═══ Dataset excerpts
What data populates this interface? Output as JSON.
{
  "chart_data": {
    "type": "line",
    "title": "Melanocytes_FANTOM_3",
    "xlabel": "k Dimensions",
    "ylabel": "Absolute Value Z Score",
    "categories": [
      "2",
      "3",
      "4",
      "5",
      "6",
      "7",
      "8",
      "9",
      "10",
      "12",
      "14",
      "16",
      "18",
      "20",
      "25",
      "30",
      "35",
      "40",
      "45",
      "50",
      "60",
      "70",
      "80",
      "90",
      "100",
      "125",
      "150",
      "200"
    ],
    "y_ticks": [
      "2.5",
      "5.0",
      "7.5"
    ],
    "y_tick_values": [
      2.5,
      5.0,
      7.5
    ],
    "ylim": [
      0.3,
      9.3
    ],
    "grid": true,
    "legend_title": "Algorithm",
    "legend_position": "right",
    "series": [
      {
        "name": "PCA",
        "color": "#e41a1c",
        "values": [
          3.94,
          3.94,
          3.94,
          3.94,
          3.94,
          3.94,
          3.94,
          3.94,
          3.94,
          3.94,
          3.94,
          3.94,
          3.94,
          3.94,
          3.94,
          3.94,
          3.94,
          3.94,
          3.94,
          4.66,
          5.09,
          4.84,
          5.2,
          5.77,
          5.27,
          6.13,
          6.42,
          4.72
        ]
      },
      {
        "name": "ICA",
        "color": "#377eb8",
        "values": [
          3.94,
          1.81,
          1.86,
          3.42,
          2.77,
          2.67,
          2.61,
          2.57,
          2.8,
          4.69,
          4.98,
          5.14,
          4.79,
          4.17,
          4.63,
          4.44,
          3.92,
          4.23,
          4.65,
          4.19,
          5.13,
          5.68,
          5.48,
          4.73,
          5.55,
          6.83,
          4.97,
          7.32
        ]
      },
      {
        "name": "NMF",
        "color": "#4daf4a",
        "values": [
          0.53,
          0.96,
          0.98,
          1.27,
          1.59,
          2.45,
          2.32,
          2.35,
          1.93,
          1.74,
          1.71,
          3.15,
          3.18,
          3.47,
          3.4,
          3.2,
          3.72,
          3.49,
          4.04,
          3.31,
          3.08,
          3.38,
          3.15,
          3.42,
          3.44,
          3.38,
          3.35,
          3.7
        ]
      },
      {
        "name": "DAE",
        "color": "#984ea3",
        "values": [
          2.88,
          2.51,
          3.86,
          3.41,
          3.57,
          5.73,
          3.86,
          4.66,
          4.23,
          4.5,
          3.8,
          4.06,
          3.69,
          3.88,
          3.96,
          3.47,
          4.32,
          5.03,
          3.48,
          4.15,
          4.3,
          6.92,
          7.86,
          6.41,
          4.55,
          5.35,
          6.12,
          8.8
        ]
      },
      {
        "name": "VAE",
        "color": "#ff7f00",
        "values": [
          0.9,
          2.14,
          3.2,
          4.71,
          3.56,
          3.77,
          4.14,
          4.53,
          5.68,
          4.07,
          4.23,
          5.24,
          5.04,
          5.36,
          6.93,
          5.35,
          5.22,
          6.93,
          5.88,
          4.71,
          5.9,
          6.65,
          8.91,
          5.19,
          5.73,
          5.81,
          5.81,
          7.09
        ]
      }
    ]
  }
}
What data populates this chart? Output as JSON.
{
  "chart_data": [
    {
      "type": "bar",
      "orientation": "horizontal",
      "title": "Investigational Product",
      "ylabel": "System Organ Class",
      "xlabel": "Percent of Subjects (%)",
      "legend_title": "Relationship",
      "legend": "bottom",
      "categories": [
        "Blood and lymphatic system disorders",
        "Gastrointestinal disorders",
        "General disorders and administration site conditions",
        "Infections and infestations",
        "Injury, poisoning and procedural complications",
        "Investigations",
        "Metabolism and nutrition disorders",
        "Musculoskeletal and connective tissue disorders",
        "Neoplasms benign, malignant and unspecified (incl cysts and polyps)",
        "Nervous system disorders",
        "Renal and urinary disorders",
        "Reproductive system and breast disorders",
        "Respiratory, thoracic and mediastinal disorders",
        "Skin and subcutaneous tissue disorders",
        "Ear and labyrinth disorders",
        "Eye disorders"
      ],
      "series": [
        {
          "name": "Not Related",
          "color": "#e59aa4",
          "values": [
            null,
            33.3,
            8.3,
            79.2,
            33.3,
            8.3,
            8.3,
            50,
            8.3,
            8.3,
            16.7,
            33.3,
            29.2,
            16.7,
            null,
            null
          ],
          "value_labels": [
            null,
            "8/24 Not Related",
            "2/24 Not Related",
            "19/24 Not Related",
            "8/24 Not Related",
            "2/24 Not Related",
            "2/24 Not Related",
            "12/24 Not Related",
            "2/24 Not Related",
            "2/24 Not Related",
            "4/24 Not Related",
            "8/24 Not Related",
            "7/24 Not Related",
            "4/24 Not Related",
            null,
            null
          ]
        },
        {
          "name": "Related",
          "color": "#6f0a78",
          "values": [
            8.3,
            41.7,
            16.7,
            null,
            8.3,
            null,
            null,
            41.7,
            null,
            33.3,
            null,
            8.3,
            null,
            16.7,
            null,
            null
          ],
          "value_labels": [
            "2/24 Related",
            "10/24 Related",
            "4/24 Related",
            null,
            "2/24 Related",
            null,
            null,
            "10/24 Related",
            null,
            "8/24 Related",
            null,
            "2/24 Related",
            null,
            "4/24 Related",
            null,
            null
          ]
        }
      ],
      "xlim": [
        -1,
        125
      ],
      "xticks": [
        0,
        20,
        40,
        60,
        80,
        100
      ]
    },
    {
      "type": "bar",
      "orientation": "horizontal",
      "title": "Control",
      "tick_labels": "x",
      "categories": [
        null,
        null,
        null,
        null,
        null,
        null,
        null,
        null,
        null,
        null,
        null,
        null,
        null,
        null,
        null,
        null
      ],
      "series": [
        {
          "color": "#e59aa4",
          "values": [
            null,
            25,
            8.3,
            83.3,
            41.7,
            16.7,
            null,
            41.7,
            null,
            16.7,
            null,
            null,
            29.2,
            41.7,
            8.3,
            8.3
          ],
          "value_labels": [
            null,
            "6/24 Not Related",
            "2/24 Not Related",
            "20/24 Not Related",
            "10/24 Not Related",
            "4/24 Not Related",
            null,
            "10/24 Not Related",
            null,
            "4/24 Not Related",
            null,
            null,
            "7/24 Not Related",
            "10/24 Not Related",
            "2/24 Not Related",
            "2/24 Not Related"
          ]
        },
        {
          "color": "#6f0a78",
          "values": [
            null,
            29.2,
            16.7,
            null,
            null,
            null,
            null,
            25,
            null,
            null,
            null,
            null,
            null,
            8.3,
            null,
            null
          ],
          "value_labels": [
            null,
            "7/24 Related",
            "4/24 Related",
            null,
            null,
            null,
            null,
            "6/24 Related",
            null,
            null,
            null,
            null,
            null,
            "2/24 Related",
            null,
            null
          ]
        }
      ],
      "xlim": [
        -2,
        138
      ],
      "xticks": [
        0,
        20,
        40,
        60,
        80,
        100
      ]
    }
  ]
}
══════
■ **Stated goal**: Take the data above and return it exactly.

■ **Correct result**:
What data populates this interface? Output as JSON.
{
  "chart_data": {
    "type": "line",
    "title": "Melanocytes_FANTOM_3",
    "xlabel": "k Dimensions",
    "ylabel": "Absolute Value Z Score",
    "categories": [
      "2",
      "3",
      "4",
      "5",
      "6",
      "7",
      "8",
      "9",
      "10",
      "12",
      "14",
      "16",
      "18",
      "20",
      "25",
      "30",
      "35",
      "40",
      "45",
      "50",
      "60",
      "70",
      "80",
      "90",
      "100",
      "125",
      "150",
      "200"
    ],
    "y_ticks": [
      "2.5",
      "5.0",
      "7.5"
    ],
    "y_tick_values": [
      2.5,
      5.0,
      7.5
    ],
    "ylim": [
      0.3,
      9.3
    ],
    "grid": true,
    "legend_title": "Algorithm",
    "legend_position": "right",
    "series": [
      {
        "name": "PCA",
        "color": "#e41a1c",
        "values": [
          3.94,
          3.94,
          3.94,
          3.94,
          3.94,
          3.94,
          3.94,
          3.94,
          3.94,
          3.94,
          3.94,
          3.94,
          3.94,
          3.94,
          3.94,
          3.94,
          3.94,
          3.94,
          3.94,
          4.66,
          5.09,
          4.84,
          5.2,
          5.77,
          5.27,
          6.13,
          6.42,
          4.72
        ]
      },
      {
        "name": "ICA",
        "color": "#377eb8",
        "values": [
          3.94,
          1.81,
          1.86,
          3.42,
          2.77,
          2.67,
          2.61,
          2.57,
          2.8,
          4.69,
          4.98,
          5.14,
          4.79,
          4.17,
          4.63,
          4.44,
          3.92,
          4.23,
          4.65,
          4.19,
          5.13,
          5.68,
          5.48,
          4.73,
          5.55,
          6.83,
          4.97,
          7.32
        ]
      },
      {
        "name": "NMF",
        "color": "#4daf4a",
        "values": [
          0.53,
          0.96,
          0.98,
          1.27,
          1.59,
          2.45,
          2.32,
          2.35,
          1.93,
          1.74,
          1.71,
          3.15,
          3.18,
          3.47,
          3.4,
          3.2,
          3.72,
          3.49,
          4.04,
          3.31,
          3.08,
          3.38,
          3.15,
          3.42,
          3.44,
          3.38,
          3.35,
          3.7
        ]
      },
      {
        "name": "DAE",
        "color": "#984ea3",
        "values": [
          2.88,
          2.51,
          3.86,
          3.41,
          3.57,
          5.73,
          3.86,
          4.66,
          4.23,
          4.5,
          3.8,
          4.06,
          3.69,
          3.88,
          3.96,
          3.47,
          4.32,
          5.03,
          3.48,
          4.15,
          4.3,
          6.92,
          7.86,
          6.41,
          4.55,
          5.35,
          6.12,
          8.8
        ]
      },
      {
        "name": "VAE",
        "color": "#ff7f00",
        "values": [
          0.9,
          2.14,
          3.2,
          4.71,
          3.56,
          3.77,
          4.14,
          4.53,
          5.68,
          4.07,
          4.23,
          5.24,
          5.04,
          5.36,
          6.93,
          5.35,
          5.22,
          6.93,
          5.88,
          4.71,
          5.9,
          6.65,
          8.91,
          5.19,
          5.73,
          5.81,
          5.81,
          7.09
        ]
      }
    ]
  }
}
What data populates this chart? Output as JSON.
{
  "chart_data": [
    {
      "type": "bar",
      "orientation": "horizontal",
      "title": "Investigational Product",
      "ylabel": "System Organ Class",
      "xlabel": "Percent of Subjects (%)",
      "legend_title": "Relationship",
      "legend": "bottom",
      "categories": [
        "Blood and lymphatic system disorders",
        "Gastrointestinal disorders",
        "General disorders and administration site conditions",
        "Infections and infestations",
        "Injury, poisoning and procedural complications",
        "Investigations",
        "Metabolism and nutrition disorders",
        "Musculoskeletal and connective tissue disorders",
        "Neoplasms benign, malignant and unspecified (incl cysts and polyps)",
        "Nervous system disorders",
        "Renal and urinary disorders",
        "Reproductive system and breast disorders",
        "Respiratory, thoracic and mediastinal disorders",
        "Skin and subcutaneous tissue disorders",
        "Ear and labyrinth disorders",
        "Eye disorders"
      ],
      "series": [
        {
          "name": "Not Related",
          "color": "#e59aa4",
          "values": [
            null,
            33.3,
            8.3,
            79.2,
            33.3,
            8.3,
            8.3,
            50,
            8.3,
            8.3,
            16.7,
            33.3,
            29.2,
            16.7,
            null,
            null
          ],
          "value_labels": [
            null,
            "8/24 Not Related",
            "2/24 Not Related",
            "19/24 Not Related",
            "8/24 Not Related",
            "2/24 Not Related",
            "2/24 Not Related",
            "12/24 Not Related",
            "2/24 Not Related",
            "2/24 Not Related",
            "4/24 Not Related",
            "8/24 Not Related",
            "7/24 Not Related",
            "4/24 Not Related",
            null,
            null
          ]
        },
        {
          "name": "Related",
          "color": "#6f0a78",
          "values": [
            8.3,
            41.7,
            16.7,
            null,
            8.3,
            null,
            null,
            41.7,
            null,
            33.3,
            null,
            8.3,
            null,
            16.7,
            null,
            null
          ],
          "value_labels": [
            "2/24 Related",
            "10/24 Related",
            "4/24 Related",
            null,
            "2/24 Related",
            null,
            null,
            "10/24 Related",
            null,
            "8/24 Related",
            null,
            "2/24 Related",
            null,
            "4/24 Related",
            null,
            null
          ]
        }
      ],
      "xlim": [
        -1,
        125
      ],
      "xticks": [
        0,
        20,
        40,
        60,
        80,
        100
      ]
    },
    {
      "type": "bar",
      "orientation": "horizontal",
      "title": "Control",
      "tick_labels": "x",
      "categories": [
        null,
        null,
        null,
        null,
        null,
        null,
        null,
        null,
        null,
        null,
        null,
        null,
        null,
        null,
        null,
        null
      ],
      "series": [
        {
          "color": "#e59aa4",
          "values": [
            null,
            25,
            8.3,
            83.3,
            41.7,
            16.7,
            null,
            41.7,
            null,
            16.7,
            null,
            null,
            29.2,
            41.7,
            8.3,
            8.3
          ],
          "value_labels": [
            null,
            "6/24 Not Related",
            "2/24 Not Related",
            "20/24 Not Related",
            "10/24 Not Related",
            "4/24 Not Related",
            null,
            "10/24 Not Related",
            null,
            "4/24 Not Related",
            null,
            null,
            "7/24 Not Related",
            "10/24 Not Related",
            "2/24 Not Related",
            "2/24 Not Related"
          ]
        },
        {
          "color": "#6f0a78",
          "values": [
            null,
            29.2,
            16.7,
            null,
            null,
            null,
            null,
            25,
            null,
            null,
            null,
            null,
            null,
            8.3,
            null,
            null
          ],
          "value_labels": [
            null,
            "7/24 Related",
            "4/24 Related",
            null,
            null,
            null,
            null,
            "6/24 Related",
            null,
            null,
            null,
            null,
            null,
            "2/24 Related",
            null,
            null
          ]
        }
      ],
      "xlim": [
        -2,
        138
      ],
      "xticks": [
        0,
        20,
        40,
        60,
        80,
        100
      ]
    }
  ]
}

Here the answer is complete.